:: STORED ROWS ::

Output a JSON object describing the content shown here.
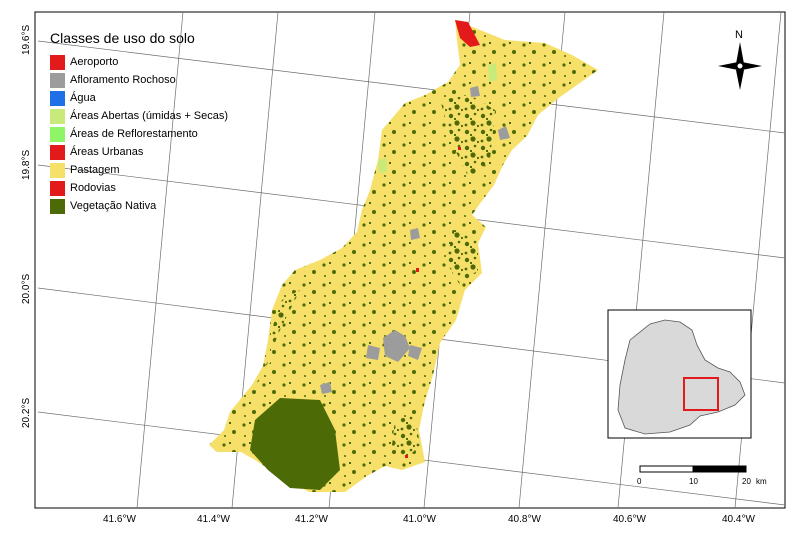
{
  "legend": {
    "title": "Classes de uso do solo",
    "items": [
      {
        "name": "legend-item-aeroporto",
        "label": "Aeroporto",
        "color": "#e31a1c"
      },
      {
        "name": "legend-item-afloramento",
        "label": "Afloramento Rochoso",
        "color": "#9c9c9c"
      },
      {
        "name": "legend-item-agua",
        "label": "Água",
        "color": "#1f6fe6"
      },
      {
        "name": "legend-item-areas-abertas",
        "label": "Áreas Abertas (úmidas + Secas)",
        "color": "#c7ea7a"
      },
      {
        "name": "legend-item-reflorestamento",
        "label": "Áreas de Reflorestamento",
        "color": "#8ef566"
      },
      {
        "name": "legend-item-urbanas",
        "label": "Áreas Urbanas",
        "color": "#e31a1c"
      },
      {
        "name": "legend-item-pastagem",
        "label": "Pastagem",
        "color": "#f7e06a"
      },
      {
        "name": "legend-item-rodovias",
        "label": "Rodovias",
        "color": "#e31a1c"
      },
      {
        "name": "legend-item-vegetacao",
        "label": "Vegetação Nativa",
        "color": "#4c6a05"
      }
    ]
  },
  "axes": {
    "x_ticks": [
      "41.6°W",
      "41.4°W",
      "41.2°W",
      "41.0°W",
      "40.8°W",
      "40.6°W",
      "40.4°W"
    ],
    "y_ticks": [
      "19.6°S",
      "19.8°S",
      "20.0°S",
      "20.2°S"
    ]
  },
  "north_arrow": {
    "label": "N"
  },
  "scale_bar": {
    "ticks": [
      "0",
      "10",
      "20"
    ],
    "unit": "km"
  },
  "colors": {
    "pastagem": "#f7e06a",
    "vegetacao": "#4c6a05",
    "afloramento": "#9c9c9c",
    "urbano": "#e31a1c",
    "inset_fill": "#d9d9d9",
    "inset_highlight": "#e31a1c",
    "graticule": "#6e6e6e"
  }
}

:::

Find "Áreas". Copy every line it occurs in.

        "label": "Áreas Abertas (úmidas + Secas)",
        "label": "Áreas de Reflorestamento",
        "label": "Áreas Urbanas",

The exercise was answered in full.